--- Start of The input ---
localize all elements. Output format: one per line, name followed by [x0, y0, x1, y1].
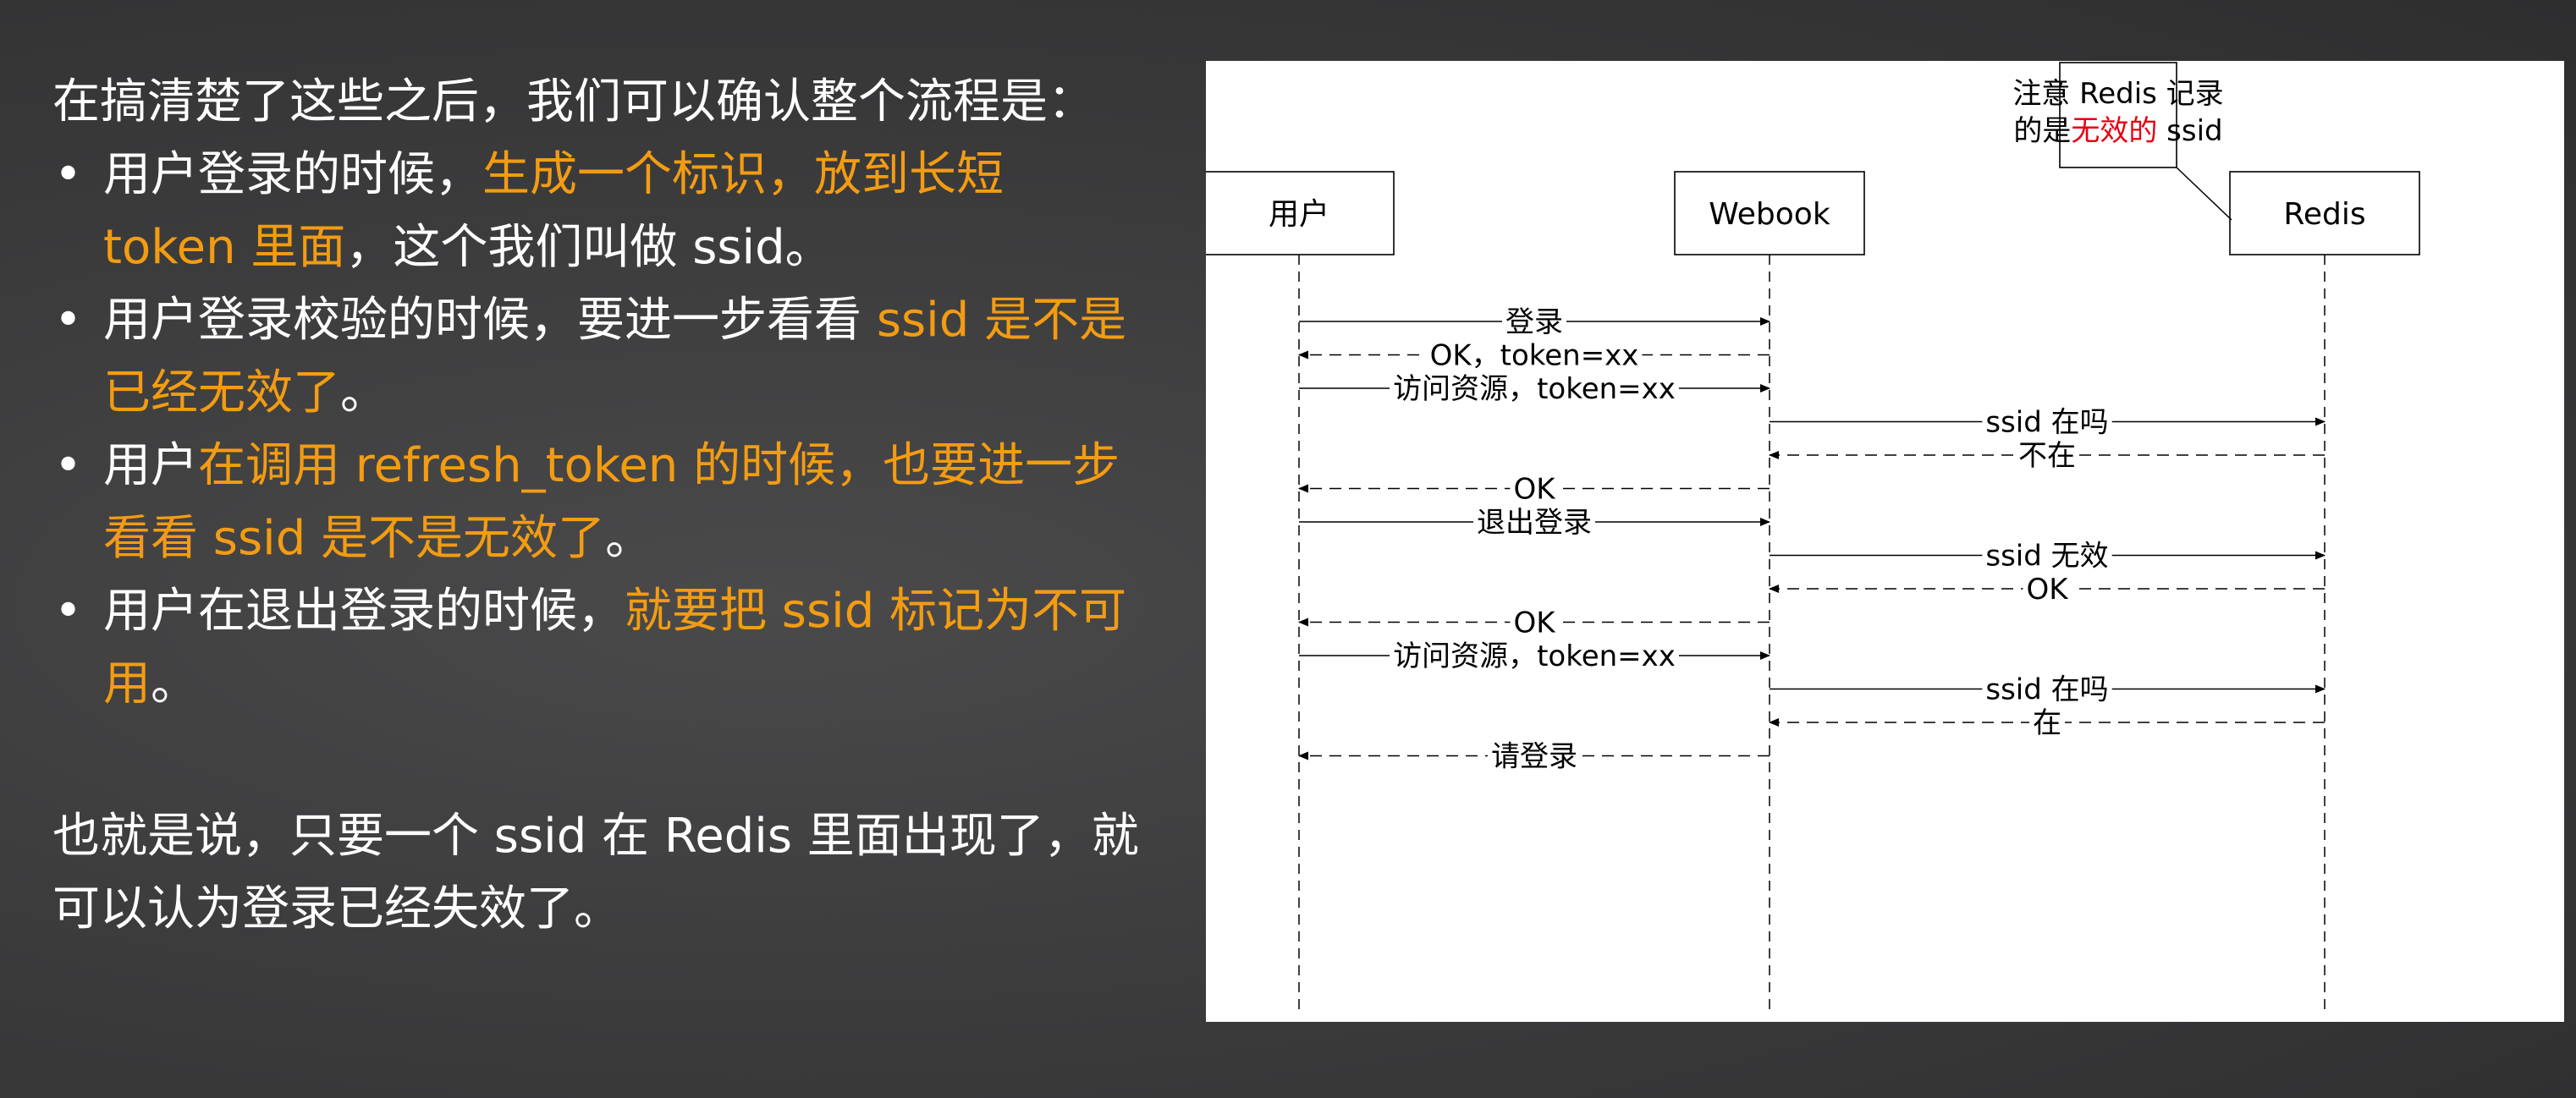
bullet-text: 用户登录的时候， [103, 147, 482, 202]
note-text: ssid [2157, 114, 2222, 148]
message-label: OK [2026, 573, 2069, 607]
message-label: OK [1513, 473, 1556, 507]
sequence-diagram: 用户 Webook Redis 注意 Redis 记录 的是无效的 ssid 登录 OK，t… [1206, 61, 2564, 1022]
note-red-text: 无效的 [2071, 114, 2157, 148]
bullet-item: 用户在退出登录的时候，就要把 ssid 标记为不可用。 [52, 575, 1144, 721]
bullet-text: 用户登录校验的时候，要进一步看看 [103, 293, 877, 348]
participant-label-user: 用户 [1269, 197, 1329, 232]
bullet-item: 用户登录的时候，生成一个标识，放到长短 token 里面，这个我们叫做 ssid… [52, 139, 1144, 284]
bullet-item: 用户登录校验的时候，要进一步看看 ssid 是不是已经无效了。 [52, 284, 1144, 430]
participant-label-redis: Redis [2283, 197, 2365, 232]
message-label: ssid 无效 [1985, 540, 2108, 574]
bullet-text: 。 [605, 511, 653, 566]
message-label: ssid 在吗 [1985, 406, 2108, 440]
sequence-diagram-svg: 用户 Webook Redis 注意 Redis 记录的是无效的 ssid 登录OK，t… [1206, 62, 2420, 1012]
message-label: ssid 在吗 [1985, 673, 2108, 707]
bullet-text: 。 [340, 365, 388, 420]
message-label: 退出登录 [1477, 506, 1592, 540]
bullet-item: 用户在调用 refresh_token 的时候，也要进一步看看 ssid 是不是… [52, 430, 1144, 575]
message-label: 在 [2033, 706, 2061, 740]
message-label: 请登录 [1491, 740, 1577, 774]
summary-paragraph: 也就是说，只要一个 ssid 在 Redis 里面出现了，就可以认为登录已经失效… [52, 809, 1139, 936]
bullet-list: 用户登录的时候，生成一个标识，放到长短 token 里面，这个我们叫做 ssid… [52, 139, 1144, 721]
message-label: 访问资源，token=xx [1393, 372, 1676, 406]
participant-label-webook: Webook [1709, 197, 1830, 232]
message-label: 访问资源，token=xx [1393, 640, 1676, 673]
message-label: OK [1513, 607, 1556, 640]
note-text: 的是 [2013, 114, 2071, 148]
message-label: OK，token=xx [1430, 339, 1639, 373]
slide-text: 在搞清楚了这些之后，我们可以确认整个流程是： 用户登录的时候，生成一个标识，放到… [52, 66, 1144, 946]
note-line1: 注意 Redis 记录 [2012, 77, 2223, 111]
bullet-text: 用户在退出登录的时候， [103, 584, 625, 639]
message-label: 不在 [2018, 439, 2076, 473]
note-line2: 的是无效的 ssid [2013, 114, 2222, 148]
intro-paragraph: 在搞清楚了这些之后，我们可以确认整个流程是： [52, 74, 1095, 129]
bullet-text: ，这个我们叫做 ssid。 [345, 220, 833, 275]
bullet-text: 。 [151, 656, 198, 711]
message-label: 登录 [1505, 305, 1563, 339]
bullet-text: 用户 [103, 438, 198, 493]
note-connector [2176, 167, 2232, 221]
--- End of The input ---
◆ **To do**
Count the lines in the listing above that contain the string "diagram" and give only the number.

◆ **Correct response**
2